A block of data
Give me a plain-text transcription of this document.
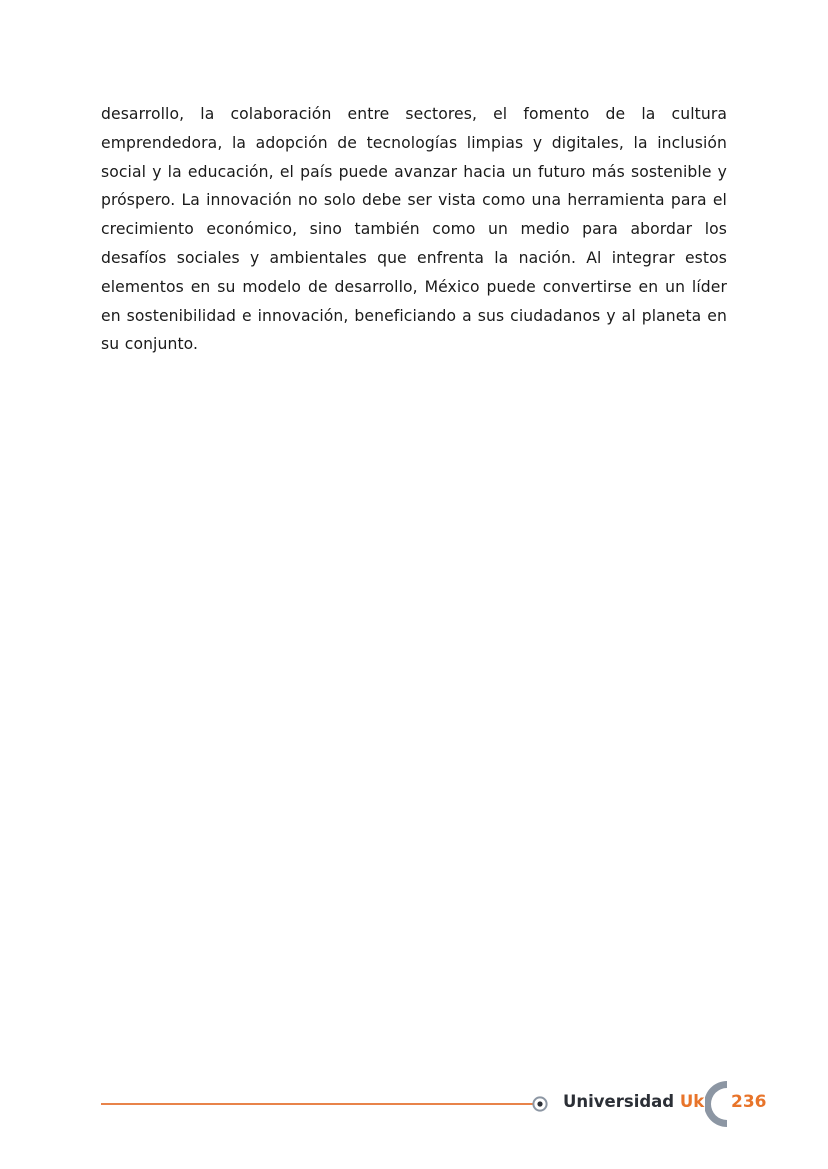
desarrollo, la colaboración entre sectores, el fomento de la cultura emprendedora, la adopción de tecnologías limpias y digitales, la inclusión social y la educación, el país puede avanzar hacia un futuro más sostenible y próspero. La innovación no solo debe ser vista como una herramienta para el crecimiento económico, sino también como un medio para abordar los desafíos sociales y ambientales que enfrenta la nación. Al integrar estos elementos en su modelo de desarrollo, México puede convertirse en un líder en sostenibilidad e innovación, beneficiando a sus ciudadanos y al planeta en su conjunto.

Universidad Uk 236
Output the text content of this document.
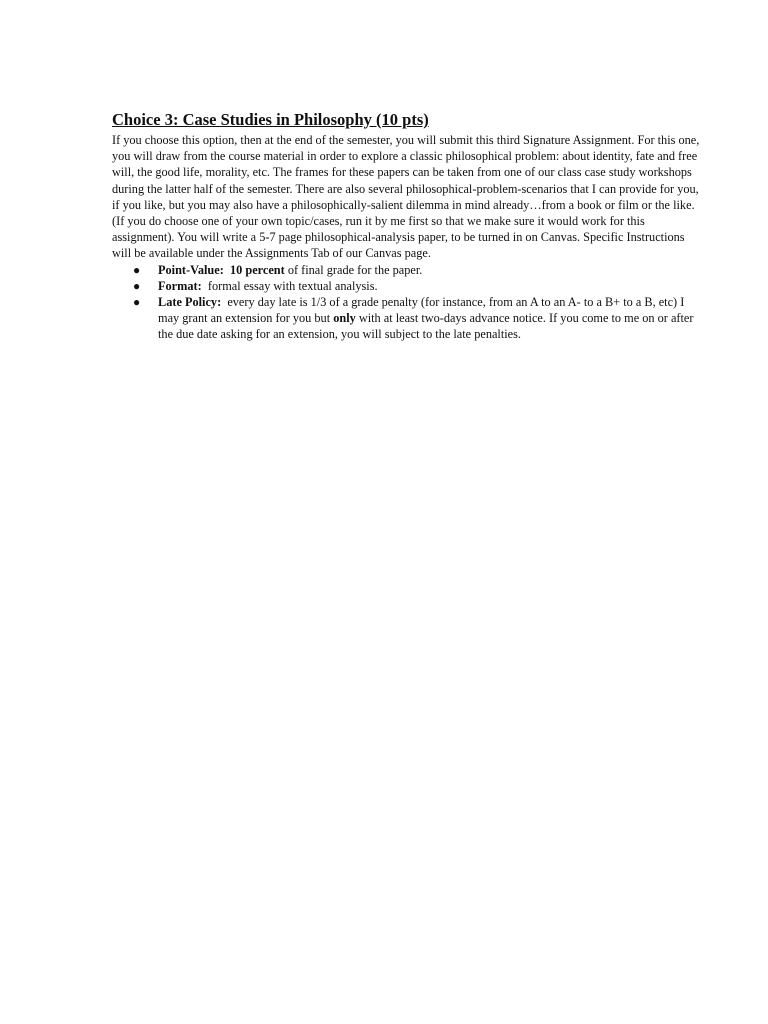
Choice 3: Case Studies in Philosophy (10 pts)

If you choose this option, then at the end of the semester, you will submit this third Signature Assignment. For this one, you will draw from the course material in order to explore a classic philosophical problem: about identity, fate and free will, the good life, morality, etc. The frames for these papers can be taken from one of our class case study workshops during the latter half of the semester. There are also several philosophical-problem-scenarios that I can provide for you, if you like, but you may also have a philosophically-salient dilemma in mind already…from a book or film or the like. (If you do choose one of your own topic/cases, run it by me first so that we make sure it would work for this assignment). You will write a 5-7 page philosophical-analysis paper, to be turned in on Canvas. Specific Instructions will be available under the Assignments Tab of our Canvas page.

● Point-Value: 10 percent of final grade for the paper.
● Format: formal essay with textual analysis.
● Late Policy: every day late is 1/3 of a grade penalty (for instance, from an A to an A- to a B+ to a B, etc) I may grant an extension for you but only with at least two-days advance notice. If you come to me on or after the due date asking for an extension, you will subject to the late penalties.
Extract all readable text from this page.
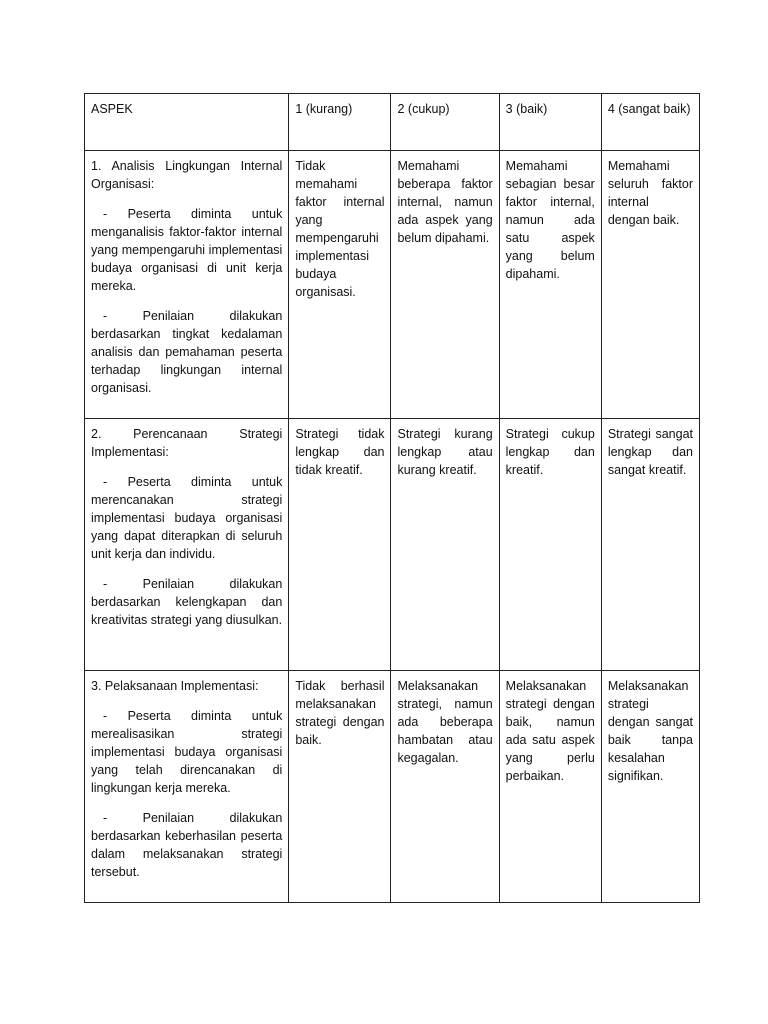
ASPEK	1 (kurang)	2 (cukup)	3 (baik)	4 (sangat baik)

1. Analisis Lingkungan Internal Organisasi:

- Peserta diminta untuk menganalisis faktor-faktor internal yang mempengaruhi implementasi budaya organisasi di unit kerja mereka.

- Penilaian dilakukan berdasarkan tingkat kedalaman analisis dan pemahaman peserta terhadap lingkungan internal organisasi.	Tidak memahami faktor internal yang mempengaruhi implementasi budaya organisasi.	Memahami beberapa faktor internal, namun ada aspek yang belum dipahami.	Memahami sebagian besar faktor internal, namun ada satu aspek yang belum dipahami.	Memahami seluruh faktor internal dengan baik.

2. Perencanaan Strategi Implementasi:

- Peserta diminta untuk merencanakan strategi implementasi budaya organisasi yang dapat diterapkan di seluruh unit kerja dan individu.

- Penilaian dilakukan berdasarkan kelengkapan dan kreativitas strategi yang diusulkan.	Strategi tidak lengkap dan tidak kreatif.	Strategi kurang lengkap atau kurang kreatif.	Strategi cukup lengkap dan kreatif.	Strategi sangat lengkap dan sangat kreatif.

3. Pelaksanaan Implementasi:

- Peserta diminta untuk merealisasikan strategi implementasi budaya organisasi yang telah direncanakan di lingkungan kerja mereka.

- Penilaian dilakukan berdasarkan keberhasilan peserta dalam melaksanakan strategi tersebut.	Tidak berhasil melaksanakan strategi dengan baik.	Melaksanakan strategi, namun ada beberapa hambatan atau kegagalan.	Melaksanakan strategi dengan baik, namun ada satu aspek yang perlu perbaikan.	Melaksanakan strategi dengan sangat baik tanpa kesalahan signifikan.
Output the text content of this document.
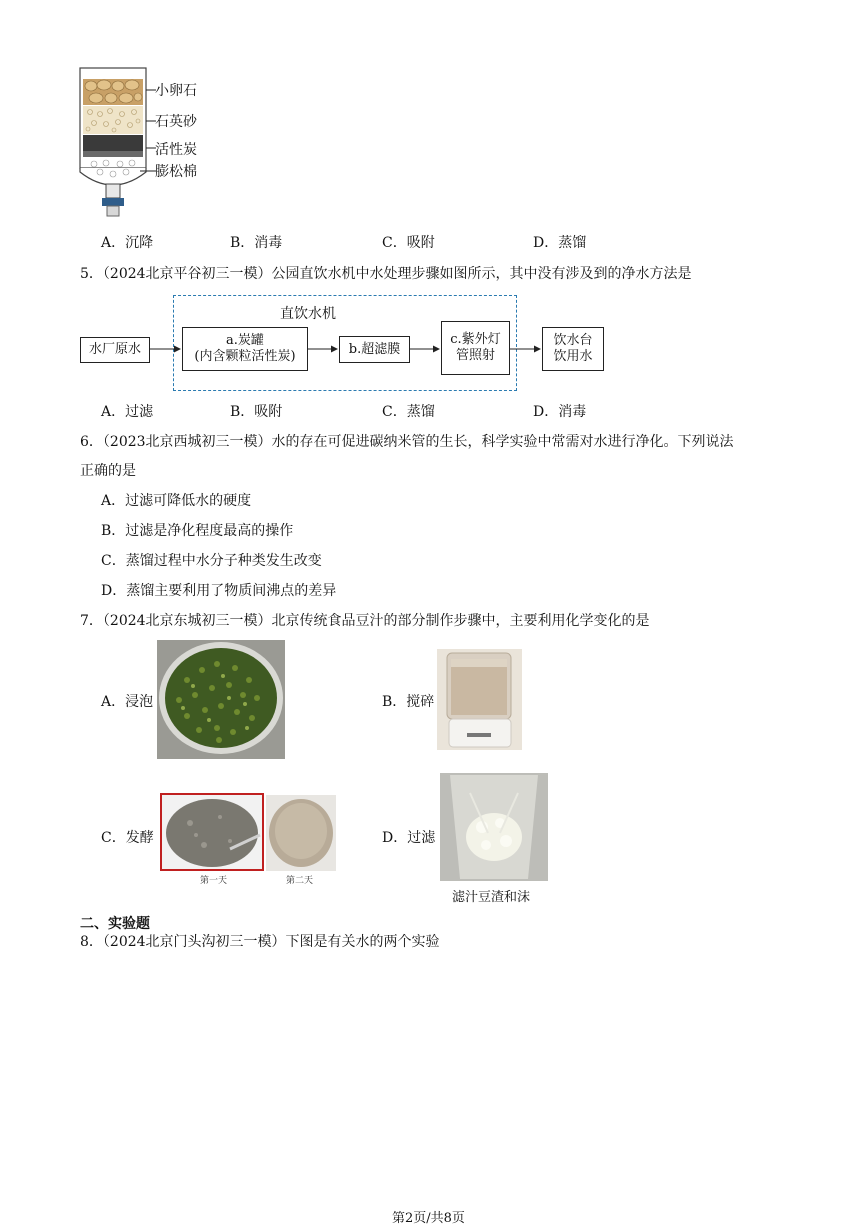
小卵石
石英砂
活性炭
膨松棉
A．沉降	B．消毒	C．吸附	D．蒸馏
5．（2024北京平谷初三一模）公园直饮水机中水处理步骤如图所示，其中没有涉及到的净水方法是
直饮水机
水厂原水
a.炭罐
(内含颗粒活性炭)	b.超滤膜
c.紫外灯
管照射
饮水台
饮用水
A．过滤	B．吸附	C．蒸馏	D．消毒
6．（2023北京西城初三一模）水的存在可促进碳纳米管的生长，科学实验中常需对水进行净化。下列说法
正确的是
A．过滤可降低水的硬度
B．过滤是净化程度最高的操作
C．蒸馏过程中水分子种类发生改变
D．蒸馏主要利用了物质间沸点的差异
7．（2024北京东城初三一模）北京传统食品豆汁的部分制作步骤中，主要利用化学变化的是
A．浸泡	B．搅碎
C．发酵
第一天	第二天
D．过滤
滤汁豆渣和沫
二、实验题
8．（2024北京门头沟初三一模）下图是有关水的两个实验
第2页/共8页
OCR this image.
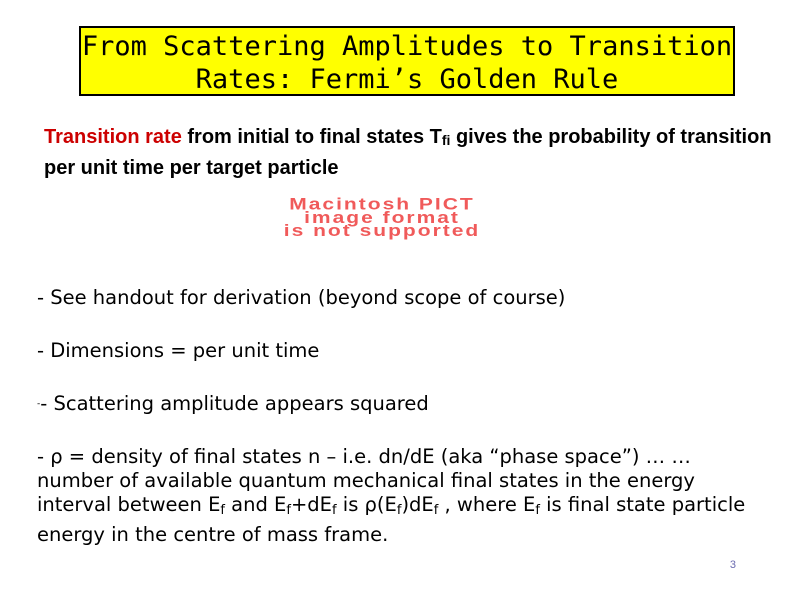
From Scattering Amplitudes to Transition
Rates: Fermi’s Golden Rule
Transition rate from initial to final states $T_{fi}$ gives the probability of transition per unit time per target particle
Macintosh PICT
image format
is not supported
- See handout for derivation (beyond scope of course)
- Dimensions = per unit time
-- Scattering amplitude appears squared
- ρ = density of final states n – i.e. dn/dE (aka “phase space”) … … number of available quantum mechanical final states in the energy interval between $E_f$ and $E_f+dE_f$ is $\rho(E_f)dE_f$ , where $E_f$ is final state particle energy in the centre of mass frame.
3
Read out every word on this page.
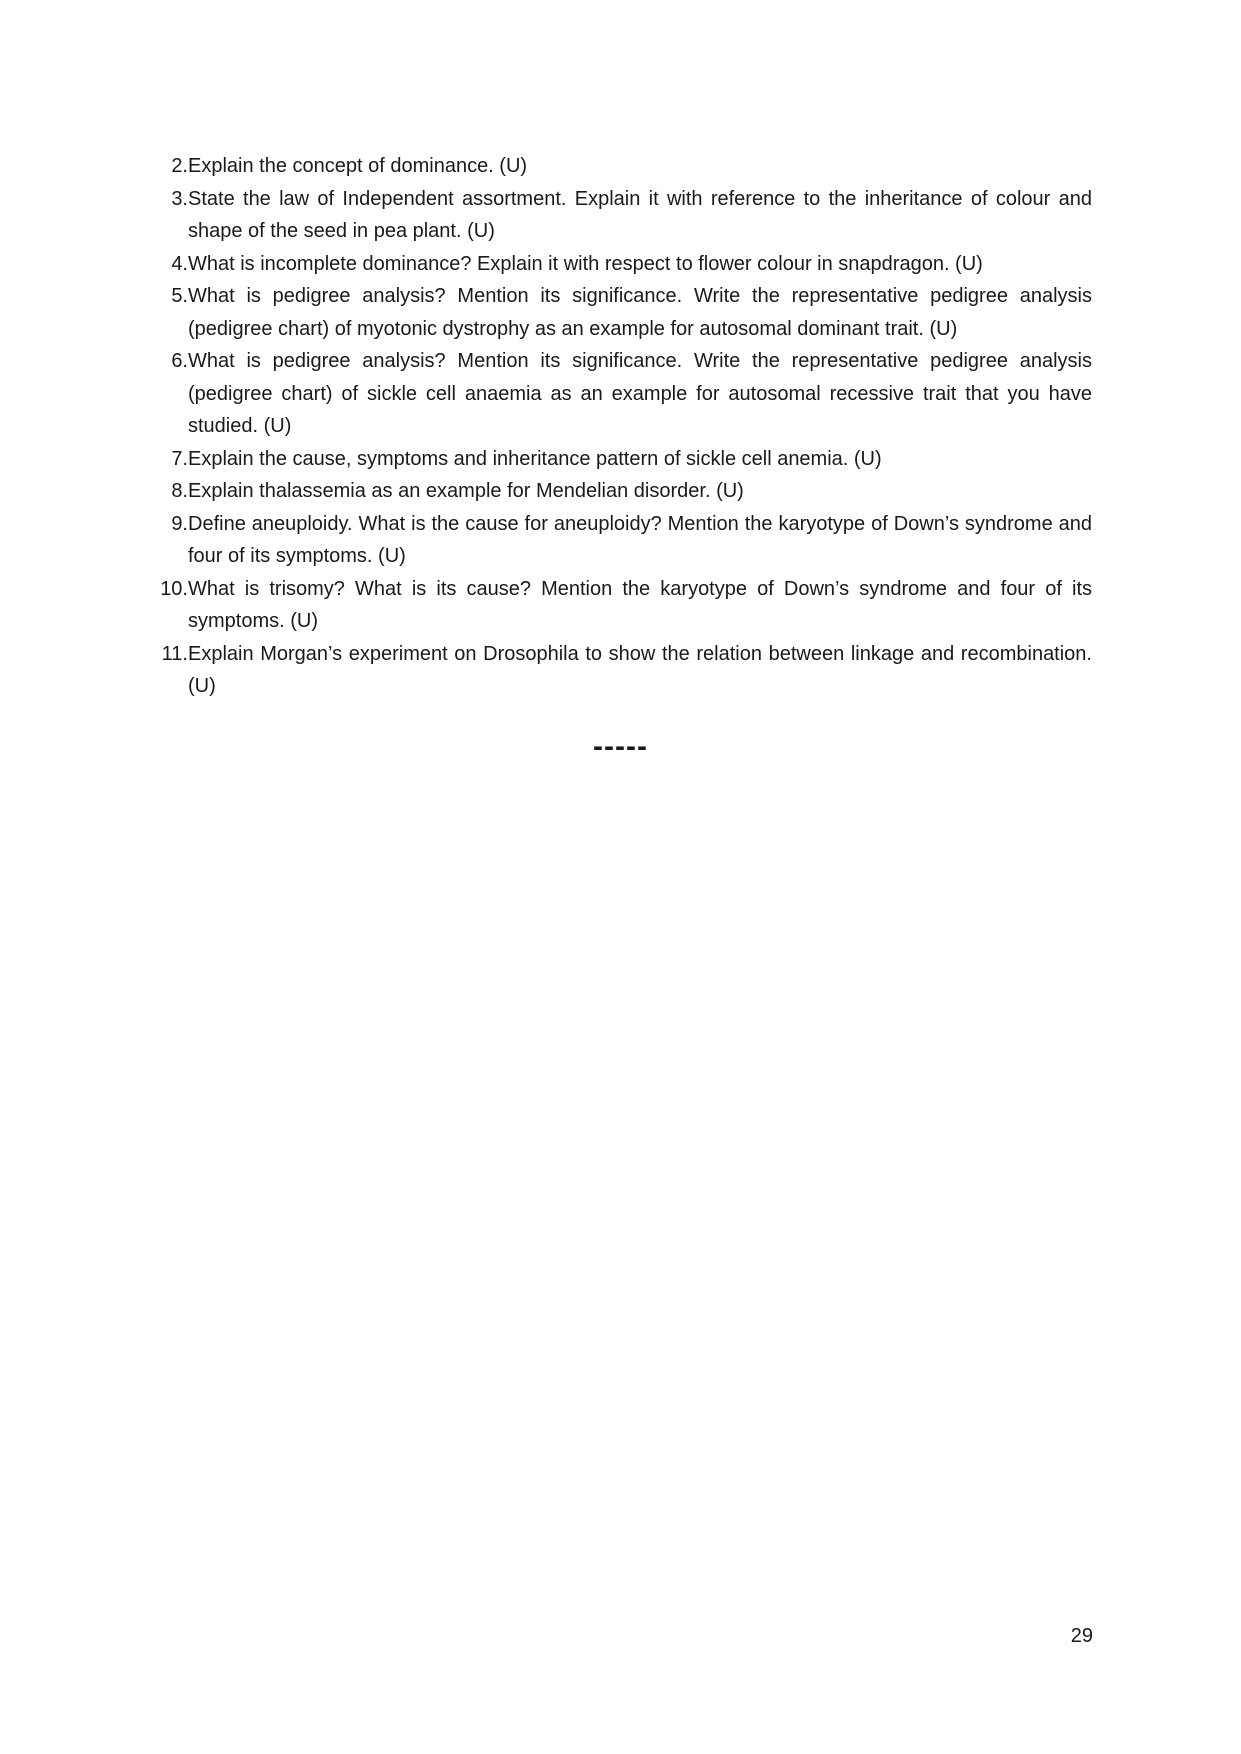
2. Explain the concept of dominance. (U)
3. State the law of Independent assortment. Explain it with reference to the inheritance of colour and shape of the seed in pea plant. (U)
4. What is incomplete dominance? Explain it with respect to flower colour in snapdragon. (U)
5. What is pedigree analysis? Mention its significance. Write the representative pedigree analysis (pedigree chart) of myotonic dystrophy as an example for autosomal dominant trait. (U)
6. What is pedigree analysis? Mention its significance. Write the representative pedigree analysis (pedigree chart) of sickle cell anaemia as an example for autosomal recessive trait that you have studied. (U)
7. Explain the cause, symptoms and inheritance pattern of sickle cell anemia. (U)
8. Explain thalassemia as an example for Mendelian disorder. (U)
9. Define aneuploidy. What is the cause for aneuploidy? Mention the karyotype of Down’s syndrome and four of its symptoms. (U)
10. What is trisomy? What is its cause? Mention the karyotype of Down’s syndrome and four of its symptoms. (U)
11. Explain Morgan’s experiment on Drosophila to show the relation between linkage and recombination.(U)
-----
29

* OBJECTIVE: All entries are to be retyped exactly. Omit any embedded images.

* TASK RESPONSE:
Give me a plain-text transcription of this document.
desarrollo, la colaboración entre sectores, el fomento de la cultura emprendedora, la adopción de tecnologías limpias y digitales, la inclusión social y la educación, el país puede avanzar hacia un futuro más sostenible y próspero. La innovación no solo debe ser vista como una herramienta para el crecimiento económico, sino también como un medio para abordar los desafíos sociales y ambientales que enfrenta la nación. Al integrar estos elementos en su modelo de desarrollo, México puede convertirse en un líder en sostenibilidad e innovación, beneficiando a sus ciudadanos y al planeta en su conjunto.

Universidad Uk 236
Output the text content of this document.
Choice 3: Case Studies in Philosophy (10 pts)

If you choose this option, then at the end of the semester, you will submit this third Signature Assignment. For this one, you will draw from the course material in order to explore a classic philosophical problem: about identity, fate and free will, the good life, morality, etc. The frames for these papers can be taken from one of our class case study workshops during the latter half of the semester. There are also several philosophical-problem-scenarios that I can provide for you, if you like, but you may also have a philosophically-salient dilemma in mind already…from a book or film or the like. (If you do choose one of your own topic/cases, run it by me first so that we make sure it would work for this assignment). You will write a 5-7 page philosophical-analysis paper, to be turned in on Canvas. Specific Instructions will be available under the Assignments Tab of our Canvas page.

● Point-Value: 10 percent of final grade for the paper.
● Format: formal essay with textual analysis.
● Late Policy: every day late is 1/3 of a grade penalty (for instance, from an A to an A- to a B+ to a B, etc) I may grant an extension for you but only with at least two-days advance notice. If you come to me on or after the due date asking for an extension, you will subject to the late penalties.
Extract all readable text from this page.
ASPEK	1 (kurang)	2 (cukup)	3 (baik)	4 (sangat baik)

1. Analisis Lingkungan Internal Organisasi:

- Peserta diminta untuk menganalisis faktor-faktor internal yang mempengaruhi implementasi budaya organisasi di unit kerja mereka.

- Penilaian dilakukan berdasarkan tingkat kedalaman analisis dan pemahaman peserta terhadap lingkungan internal organisasi.	Tidak memahami faktor internal yang mempengaruhi implementasi budaya organisasi.	Memahami beberapa faktor internal, namun ada aspek yang belum dipahami.	Memahami sebagian besar faktor internal, namun ada satu aspek yang belum dipahami.	Memahami seluruh faktor internal dengan baik.

2. Perencanaan Strategi Implementasi:

- Peserta diminta untuk merencanakan strategi implementasi budaya organisasi yang dapat diterapkan di seluruh unit kerja dan individu.

- Penilaian dilakukan berdasarkan kelengkapan dan kreativitas strategi yang diusulkan.	Strategi tidak lengkap dan tidak kreatif.	Strategi kurang lengkap atau kurang kreatif.	Strategi cukup lengkap dan kreatif.	Strategi sangat lengkap dan sangat kreatif.

3. Pelaksanaan Implementasi:

- Peserta diminta untuk merealisasikan strategi implementasi budaya organisasi yang telah direncanakan di lingkungan kerja mereka.

- Penilaian dilakukan berdasarkan keberhasilan peserta dalam melaksanakan strategi tersebut.	Tidak berhasil melaksanakan strategi dengan baik.	Melaksanakan strategi, namun ada beberapa hambatan atau kegagalan.	Melaksanakan strategi dengan baik, namun ada satu aspek yang perlu perbaikan.	Melaksanakan strategi dengan sangat baik tanpa kesalahan signifikan.
Output the text content of this document.
小卵石
石英砂
活性炭
膨松棉
A．沉降	B．消毒	C．吸附	D．蒸馏
5．（2024北京平谷初三一模）公园直饮水机中水处理步骤如图所示，其中没有涉及到的净水方法是
直饮水机
水厂原水
a.炭罐
(内含颗粒活性炭)	b.超滤膜
c.紫外灯
管照射
饮水台
饮用水
A．过滤	B．吸附	C．蒸馏	D．消毒
6．（2023北京西城初三一模）水的存在可促进碳纳米管的生长，科学实验中常需对水进行净化。下列说法
正确的是
A．过滤可降低水的硬度
B．过滤是净化程度最高的操作
C．蒸馏过程中水分子种类发生改变
D．蒸馏主要利用了物质间沸点的差异
7．（2024北京东城初三一模）北京传统食品豆汁的部分制作步骤中，主要利用化学变化的是
A．浸泡	B．搅碎
C．发酵
第一天	第二天
D．过滤
滤汁豆渣和沫
二、实验题
8．（2024北京门头沟初三一模）下图是有关水的两个实验
第2页/共8页
OCR this image.
From Scattering Amplitudes to Transition
Rates: Fermi’s Golden Rule
Transition rate from initial to final states $T_{fi}$ gives the probability of transition per unit time per target particle
Macintosh PICT
image format
is not supported
- See handout for derivation (beyond scope of course)
- Dimensions = per unit time
-- Scattering amplitude appears squared
- ρ = density of final states n – i.e. dn/dE (aka “phase space”) … … number of available quantum mechanical final states in the energy interval between $E_f$ and $E_f+dE_f$ is $\rho(E_f)dE_f$ , where $E_f$ is final state particle energy in the centre of mass frame.
3
Read out every word on this page.
2. Explain the concept of dominance. (U)
3. State the law of Independent assortment. Explain it with reference to the inheritance of colour and shape of the seed in pea plant. (U)
4. What is incomplete dominance? Explain it with respect to flower colour in snapdragon. (U)
5. What is pedigree analysis? Mention its significance. Write the representative pedigree analysis (pedigree chart) of myotonic dystrophy as an example for autosomal dominant trait. (U)
6. What is pedigree analysis? Mention its significance. Write the representative pedigree analysis (pedigree chart) of sickle cell anaemia as an example for autosomal recessive trait that you have studied. (U)
7. Explain the cause, symptoms and inheritance pattern of sickle cell anemia. (U)
8. Explain thalassemia as an example for Mendelian disorder. (U)
9. Define aneuploidy. What is the cause for aneuploidy? Mention the karyotype of Down’s syndrome and four of its symptoms. (U)
10. What is trisomy? What is its cause? Mention the karyotype of Down’s syndrome and four of its symptoms. (U)
11. Explain Morgan’s experiment on Drosophila to show the relation between linkage and recombination.(U)
-----
29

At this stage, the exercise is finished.